→ CHALLENGE:
Can you write out all the lines word for word, with no pictures?

── RECORDS TO PROCESS

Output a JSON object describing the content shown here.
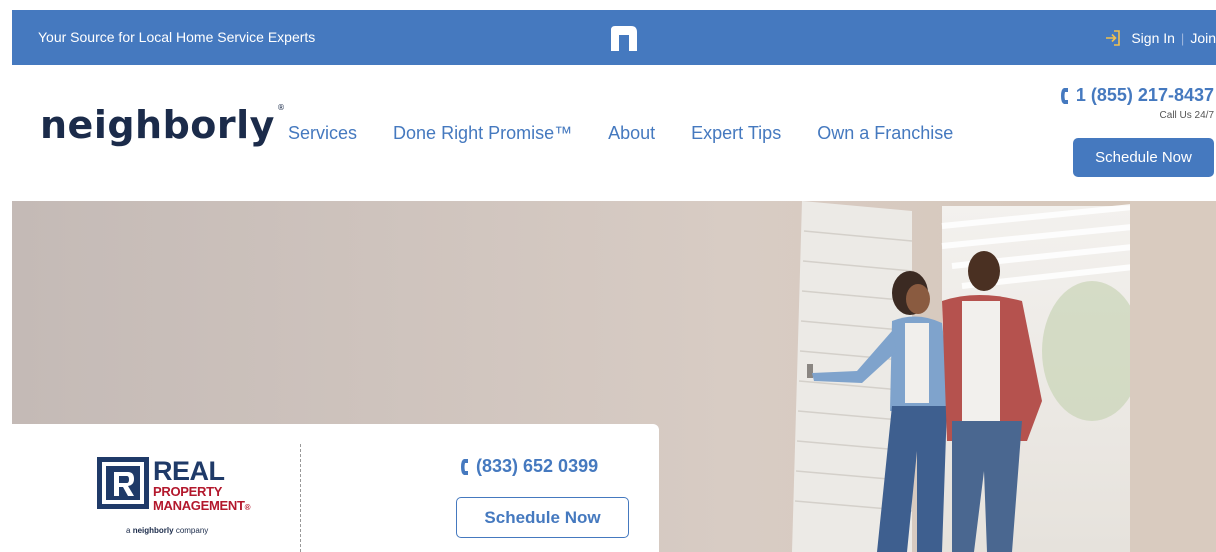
{
  "topbar": {
    "tagline": "Your Source for Local Home Service Experts",
    "signin_label": "Sign In",
    "separator": "|",
    "join_label": "Join",
    "bg_color": "#4579bf"
  },
  "header": {
    "logo_text": "neighborly",
    "nav": [
      {
        "label": "Services"
      },
      {
        "label": "Done Right Promise™"
      },
      {
        "label": "About"
      },
      {
        "label": "Expert Tips"
      },
      {
        "label": "Own a Franchise"
      }
    ],
    "phone": "1 (855) 217-8437",
    "phone_note": "Call Us 24/7",
    "schedule_label": "Schedule Now",
    "accent_color": "#4579bf"
  },
  "franchise_card": {
    "brand_line1": "REAL",
    "brand_line2": "PROPERTY",
    "brand_line3": "MANAGEMENT",
    "brand_tagline_prefix": "a",
    "brand_tagline_brand": "neighborly",
    "brand_tagline_suffix": "company",
    "phone": "(833) 652 0399",
    "schedule_label": "Schedule Now",
    "brand_navy": "#1f3a68",
    "brand_red": "#b3182d"
  },
  "icons": {
    "topbar_mark": "neighborly-n-icon",
    "signin": "sign-in-arrow-icon",
    "phone": "phone-icon"
  }
}
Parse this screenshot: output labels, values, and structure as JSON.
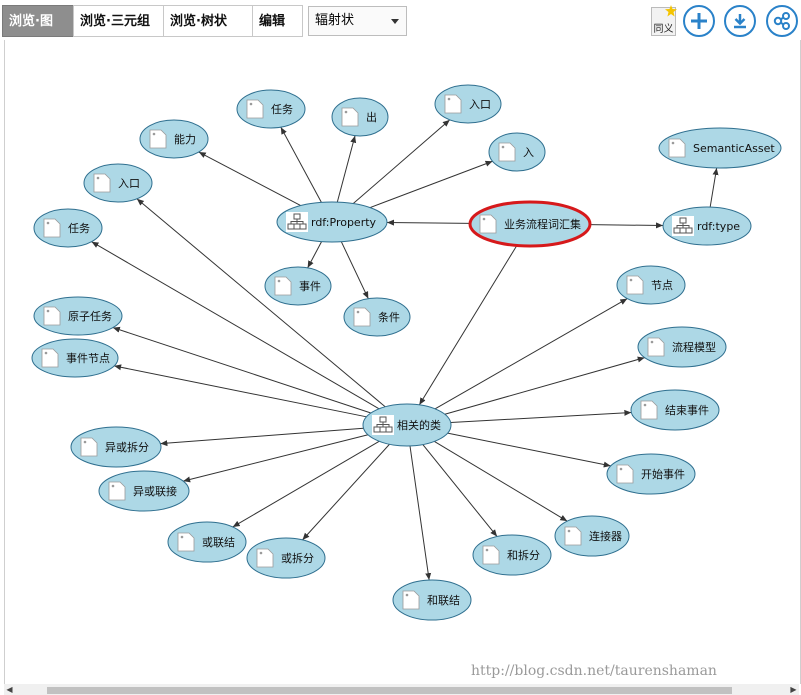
{
  "tabs": [
    {
      "label": "浏览·图",
      "active": true
    },
    {
      "label": "浏览·三元组",
      "active": false
    },
    {
      "label": "浏览·树状",
      "active": false
    },
    {
      "label": "编辑",
      "active": false
    }
  ],
  "layout_select": {
    "value": "辐射状"
  },
  "toolbar_buttons": {
    "synonym_label": "同义",
    "add": "add-icon",
    "download": "download-icon",
    "share": "share-icon"
  },
  "graph": {
    "nodes": [
      {
        "id": "center",
        "label": "业务流程词汇集",
        "kind": "concept",
        "highlight": true
      },
      {
        "id": "rdfprop",
        "label": "rdf:Property",
        "kind": "class"
      },
      {
        "id": "rdftype",
        "label": "rdf:type",
        "kind": "class"
      },
      {
        "id": "semasset",
        "label": "SemanticAsset",
        "kind": "concept"
      },
      {
        "id": "related",
        "label": "相关的类",
        "kind": "class"
      },
      {
        "id": "p_renwu",
        "label": "任务",
        "kind": "concept"
      },
      {
        "id": "p_chu",
        "label": "出",
        "kind": "concept"
      },
      {
        "id": "p_rukou",
        "label": "入口",
        "kind": "concept"
      },
      {
        "id": "p_ru",
        "label": "入",
        "kind": "concept"
      },
      {
        "id": "p_nengli",
        "label": "能力",
        "kind": "concept"
      },
      {
        "id": "p_shijian",
        "label": "事件",
        "kind": "concept"
      },
      {
        "id": "p_tiaojian",
        "label": "条件",
        "kind": "concept"
      },
      {
        "id": "r_rukou",
        "label": "入口",
        "kind": "concept"
      },
      {
        "id": "r_renwu",
        "label": "任务",
        "kind": "concept"
      },
      {
        "id": "r_yuanzi",
        "label": "原子任务",
        "kind": "concept"
      },
      {
        "id": "r_shijianjd",
        "label": "事件节点",
        "kind": "concept"
      },
      {
        "id": "r_yihuocf",
        "label": "异或拆分",
        "kind": "concept"
      },
      {
        "id": "r_yihuolj",
        "label": "异或联接",
        "kind": "concept"
      },
      {
        "id": "r_huolj",
        "label": "或联结",
        "kind": "concept"
      },
      {
        "id": "r_huocf",
        "label": "或拆分",
        "kind": "concept"
      },
      {
        "id": "r_helj",
        "label": "和联结",
        "kind": "concept"
      },
      {
        "id": "r_hecf",
        "label": "和拆分",
        "kind": "concept"
      },
      {
        "id": "r_ljq",
        "label": "连接器",
        "kind": "concept"
      },
      {
        "id": "r_kssj",
        "label": "开始事件",
        "kind": "concept"
      },
      {
        "id": "r_jssj",
        "label": "结束事件",
        "kind": "concept"
      },
      {
        "id": "r_lcmx",
        "label": "流程模型",
        "kind": "concept"
      },
      {
        "id": "r_jd",
        "label": "节点",
        "kind": "concept"
      }
    ],
    "edges": [
      [
        "center",
        "rdfprop"
      ],
      [
        "center",
        "rdftype"
      ],
      [
        "rdftype",
        "semasset"
      ],
      [
        "center",
        "related"
      ],
      [
        "rdfprop",
        "p_renwu"
      ],
      [
        "rdfprop",
        "p_chu"
      ],
      [
        "rdfprop",
        "p_rukou"
      ],
      [
        "rdfprop",
        "p_ru"
      ],
      [
        "rdfprop",
        "p_nengli"
      ],
      [
        "rdfprop",
        "p_shijian"
      ],
      [
        "rdfprop",
        "p_tiaojian"
      ],
      [
        "related",
        "r_rukou"
      ],
      [
        "related",
        "r_renwu"
      ],
      [
        "related",
        "r_yuanzi"
      ],
      [
        "related",
        "r_shijianjd"
      ],
      [
        "related",
        "r_yihuocf"
      ],
      [
        "related",
        "r_yihuolj"
      ],
      [
        "related",
        "r_huolj"
      ],
      [
        "related",
        "r_huocf"
      ],
      [
        "related",
        "r_helj"
      ],
      [
        "related",
        "r_hecf"
      ],
      [
        "related",
        "r_ljq"
      ],
      [
        "related",
        "r_kssj"
      ],
      [
        "related",
        "r_jssj"
      ],
      [
        "related",
        "r_lcmx"
      ],
      [
        "related",
        "r_jd"
      ]
    ]
  },
  "watermark": "http://blog.csdn.net/taurenshaman",
  "colors": {
    "node_fill": "#add8e6",
    "node_stroke": "#2f6f8f",
    "highlight": "#d6191b",
    "edge": "#333333"
  }
}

────

→ SOLVED PROBLEM:
Output a JSON object describing the content shown here.
{
  "topbar": {
    "tagline": "Your Source for Local Home Service Experts",
    "signin_label": "Sign In",
    "separator": "|",
    "join_label": "Join",
    "bg_color": "#4579bf"
  },
  "header": {
    "logo_text": "neighborly",
    "nav": [
      {
        "label": "Services"
      },
      {
        "label": "Done Right Promise™"
      },
      {
        "label": "About"
      },
      {
        "label": "Expert Tips"
      },
      {
        "label": "Own a Franchise"
      }
    ],
    "phone": "1 (855) 217-8437",
    "phone_note": "Call Us 24/7",
    "schedule_label": "Schedule Now",
    "accent_color": "#4579bf"
  },
  "franchise_card": {
    "brand_line1": "REAL",
    "brand_line2": "PROPERTY",
    "brand_line3": "MANAGEMENT",
    "brand_tagline_prefix": "a",
    "brand_tagline_brand": "neighborly",
    "brand_tagline_suffix": "company",
    "phone": "(833) 652 0399",
    "schedule_label": "Schedule Now",
    "brand_navy": "#1f3a68",
    "brand_red": "#b3182d"
  },
  "icons": {
    "topbar_mark": "neighborly-n-icon",
    "signin": "sign-in-arrow-icon",
    "phone": "phone-icon"
  }
}
Parse this screenshot: output labels, values, and structure as JSON.
{
  "tabs": [
    {
      "label": "浏览·图",
      "active": true
    },
    {
      "label": "浏览·三元组",
      "active": false
    },
    {
      "label": "浏览·树状",
      "active": false
    },
    {
      "label": "编辑",
      "active": false
    }
  ],
  "layout_select": {
    "value": "辐射状"
  },
  "toolbar_buttons": {
    "synonym_label": "同义",
    "add": "add-icon",
    "download": "download-icon",
    "share": "share-icon"
  },
  "graph": {
    "nodes": [
      {
        "id": "center",
        "label": "业务流程词汇集",
        "kind": "concept",
        "highlight": true
      },
      {
        "id": "rdfprop",
        "label": "rdf:Property",
        "kind": "class"
      },
      {
        "id": "rdftype",
        "label": "rdf:type",
        "kind": "class"
      },
      {
        "id": "semasset",
        "label": "SemanticAsset",
        "kind": "concept"
      },
      {
        "id": "related",
        "label": "相关的类",
        "kind": "class"
      },
      {
        "id": "p_renwu",
        "label": "任务",
        "kind": "concept"
      },
      {
        "id": "p_chu",
        "label": "出",
        "kind": "concept"
      },
      {
        "id": "p_rukou",
        "label": "入口",
        "kind": "concept"
      },
      {
        "id": "p_ru",
        "label": "入",
        "kind": "concept"
      },
      {
        "id": "p_nengli",
        "label": "能力",
        "kind": "concept"
      },
      {
        "id": "p_shijian",
        "label": "事件",
        "kind": "concept"
      },
      {
        "id": "p_tiaojian",
        "label": "条件",
        "kind": "concept"
      },
      {
        "id": "r_rukou",
        "label": "入口",
        "kind": "concept"
      },
      {
        "id": "r_renwu",
        "label": "任务",
        "kind": "concept"
      },
      {
        "id": "r_yuanzi",
        "label": "原子任务",
        "kind": "concept"
      },
      {
        "id": "r_shijianjd",
        "label": "事件节点",
        "kind": "concept"
      },
      {
        "id": "r_yihuocf",
        "label": "异或拆分",
        "kind": "concept"
      },
      {
        "id": "r_yihuolj",
        "label": "异或联接",
        "kind": "concept"
      },
      {
        "id": "r_huolj",
        "label": "或联结",
        "kind": "concept"
      },
      {
        "id": "r_huocf",
        "label": "或拆分",
        "kind": "concept"
      },
      {
        "id": "r_helj",
        "label": "和联结",
        "kind": "concept"
      },
      {
        "id": "r_hecf",
        "label": "和拆分",
        "kind": "concept"
      },
      {
        "id": "r_ljq",
        "label": "连接器",
        "kind": "concept"
      },
      {
        "id": "r_kssj",
        "label": "开始事件",
        "kind": "concept"
      },
      {
        "id": "r_jssj",
        "label": "结束事件",
        "kind": "concept"
      },
      {
        "id": "r_lcmx",
        "label": "流程模型",
        "kind": "concept"
      },
      {
        "id": "r_jd",
        "label": "节点",
        "kind": "concept"
      }
    ],
    "edges": [
      [
        "center",
        "rdfprop"
      ],
      [
        "center",
        "rdftype"
      ],
      [
        "rdftype",
        "semasset"
      ],
      [
        "center",
        "related"
      ],
      [
        "rdfprop",
        "p_renwu"
      ],
      [
        "rdfprop",
        "p_chu"
      ],
      [
        "rdfprop",
        "p_rukou"
      ],
      [
        "rdfprop",
        "p_ru"
      ],
      [
        "rdfprop",
        "p_nengli"
      ],
      [
        "rdfprop",
        "p_shijian"
      ],
      [
        "rdfprop",
        "p_tiaojian"
      ],
      [
        "related",
        "r_rukou"
      ],
      [
        "related",
        "r_renwu"
      ],
      [
        "related",
        "r_yuanzi"
      ],
      [
        "related",
        "r_shijianjd"
      ],
      [
        "related",
        "r_yihuocf"
      ],
      [
        "related",
        "r_yihuolj"
      ],
      [
        "related",
        "r_huolj"
      ],
      [
        "related",
        "r_huocf"
      ],
      [
        "related",
        "r_helj"
      ],
      [
        "related",
        "r_hecf"
      ],
      [
        "related",
        "r_ljq"
      ],
      [
        "related",
        "r_kssj"
      ],
      [
        "related",
        "r_jssj"
      ],
      [
        "related",
        "r_lcmx"
      ],
      [
        "related",
        "r_jd"
      ]
    ]
  },
  "watermark": "http://blog.csdn.net/taurenshaman",
  "colors": {
    "node_fill": "#add8e6",
    "node_stroke": "#2f6f8f",
    "highlight": "#d6191b",
    "edge": "#333333"
  }
}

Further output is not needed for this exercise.